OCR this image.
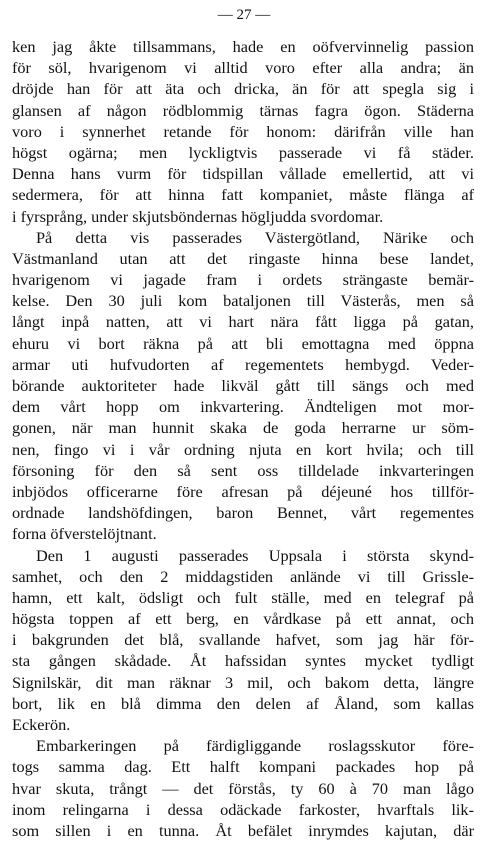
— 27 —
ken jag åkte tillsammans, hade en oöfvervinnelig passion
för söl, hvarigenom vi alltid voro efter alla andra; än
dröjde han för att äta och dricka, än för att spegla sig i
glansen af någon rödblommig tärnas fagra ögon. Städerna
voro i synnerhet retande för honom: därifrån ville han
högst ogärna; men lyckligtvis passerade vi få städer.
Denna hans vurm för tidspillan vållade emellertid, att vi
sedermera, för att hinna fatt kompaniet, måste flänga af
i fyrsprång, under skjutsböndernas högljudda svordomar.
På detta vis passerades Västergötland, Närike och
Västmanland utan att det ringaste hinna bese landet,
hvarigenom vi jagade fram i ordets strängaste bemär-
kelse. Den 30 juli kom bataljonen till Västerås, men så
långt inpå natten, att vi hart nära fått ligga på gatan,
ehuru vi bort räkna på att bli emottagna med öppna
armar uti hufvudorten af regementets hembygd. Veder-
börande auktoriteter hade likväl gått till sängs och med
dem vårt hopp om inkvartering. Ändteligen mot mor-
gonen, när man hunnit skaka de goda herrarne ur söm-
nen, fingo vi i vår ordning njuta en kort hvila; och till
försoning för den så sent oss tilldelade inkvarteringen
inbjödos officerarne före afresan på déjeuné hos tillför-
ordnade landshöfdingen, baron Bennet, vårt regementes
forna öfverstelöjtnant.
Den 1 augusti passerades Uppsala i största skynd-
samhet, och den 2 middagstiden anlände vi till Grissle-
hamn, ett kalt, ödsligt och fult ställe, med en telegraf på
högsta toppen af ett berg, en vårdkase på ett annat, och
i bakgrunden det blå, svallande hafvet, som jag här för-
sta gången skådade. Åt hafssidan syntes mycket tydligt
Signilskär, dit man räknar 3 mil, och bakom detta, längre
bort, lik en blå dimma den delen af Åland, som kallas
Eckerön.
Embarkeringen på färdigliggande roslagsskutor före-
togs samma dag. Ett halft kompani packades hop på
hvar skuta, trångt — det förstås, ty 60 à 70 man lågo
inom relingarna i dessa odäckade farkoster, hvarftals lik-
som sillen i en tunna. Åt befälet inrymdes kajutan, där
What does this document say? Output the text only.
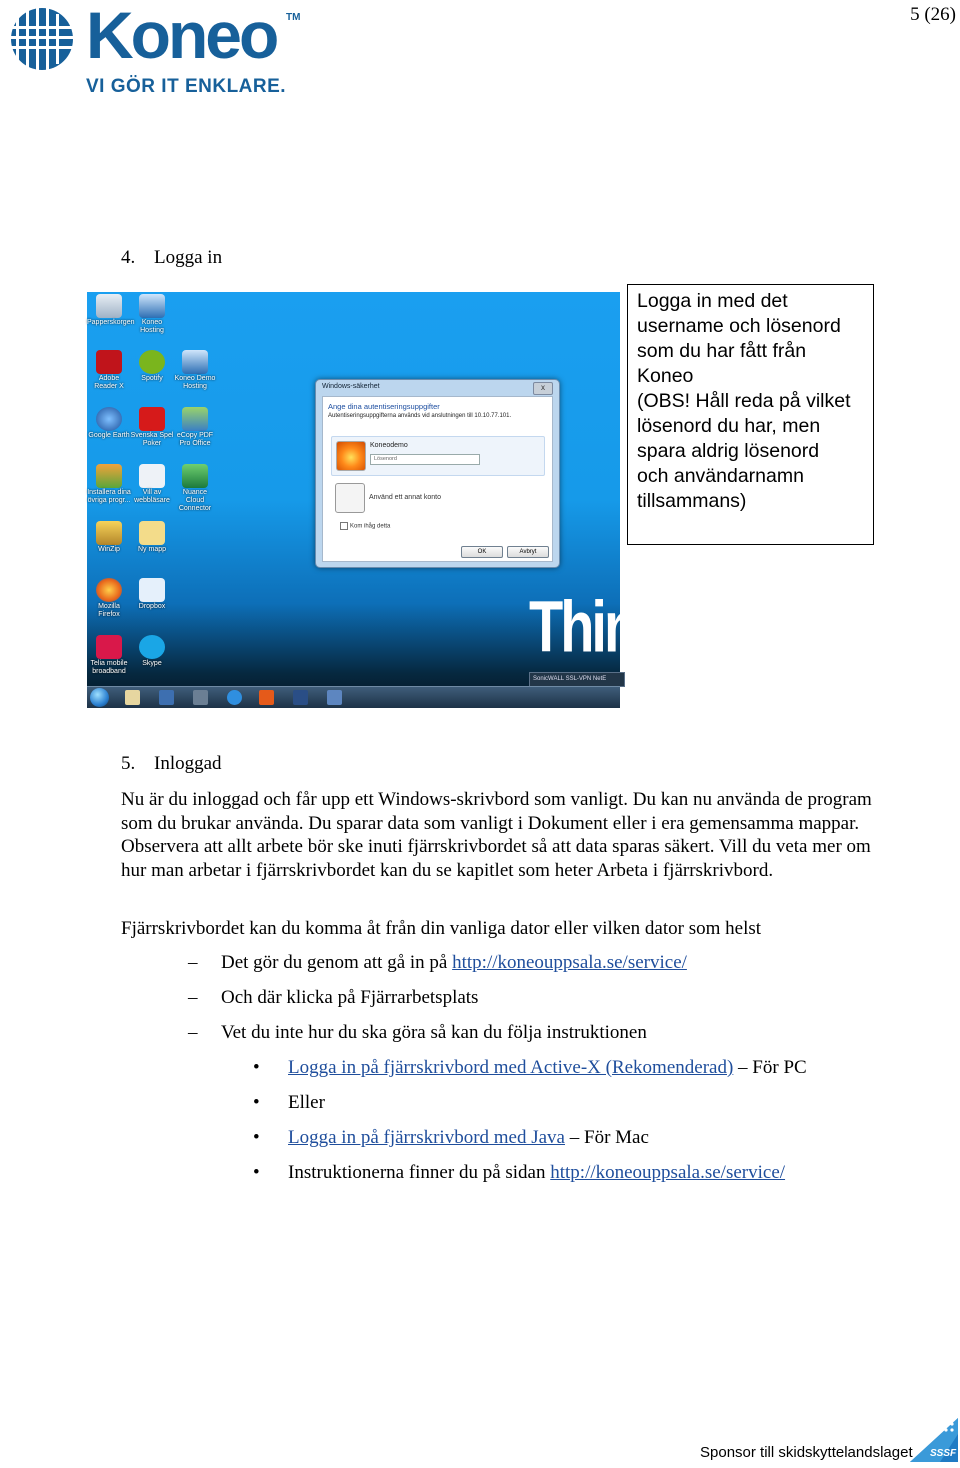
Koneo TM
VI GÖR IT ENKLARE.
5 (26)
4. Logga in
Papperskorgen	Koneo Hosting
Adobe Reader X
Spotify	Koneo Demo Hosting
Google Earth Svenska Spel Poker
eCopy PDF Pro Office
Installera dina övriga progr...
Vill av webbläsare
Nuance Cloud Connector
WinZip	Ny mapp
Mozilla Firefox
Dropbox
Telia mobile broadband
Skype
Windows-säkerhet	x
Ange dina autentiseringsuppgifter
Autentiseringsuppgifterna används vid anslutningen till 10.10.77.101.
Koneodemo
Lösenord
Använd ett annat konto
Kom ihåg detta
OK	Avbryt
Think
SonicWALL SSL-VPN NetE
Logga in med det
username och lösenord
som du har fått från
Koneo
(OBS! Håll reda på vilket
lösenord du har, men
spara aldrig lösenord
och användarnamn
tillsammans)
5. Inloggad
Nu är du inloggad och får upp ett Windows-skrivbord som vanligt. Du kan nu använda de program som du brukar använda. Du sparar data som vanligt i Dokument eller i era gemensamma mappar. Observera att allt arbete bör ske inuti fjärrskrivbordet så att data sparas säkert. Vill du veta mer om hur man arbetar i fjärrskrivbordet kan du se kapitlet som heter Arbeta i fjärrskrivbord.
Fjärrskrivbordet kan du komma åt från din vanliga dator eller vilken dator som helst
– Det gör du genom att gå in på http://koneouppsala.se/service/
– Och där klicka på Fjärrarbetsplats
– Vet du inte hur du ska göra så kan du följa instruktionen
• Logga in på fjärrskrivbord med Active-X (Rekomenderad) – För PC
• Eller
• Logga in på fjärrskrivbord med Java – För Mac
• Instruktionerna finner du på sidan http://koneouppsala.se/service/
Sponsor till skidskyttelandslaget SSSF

### What is required:
Find the string "http" in the records, then copy each line where it occurs.

### Response below:
– Det gör du genom att gå in på http://koneouppsala.se/service/
• Instruktionerna finner du på sidan http://koneouppsala.se/service/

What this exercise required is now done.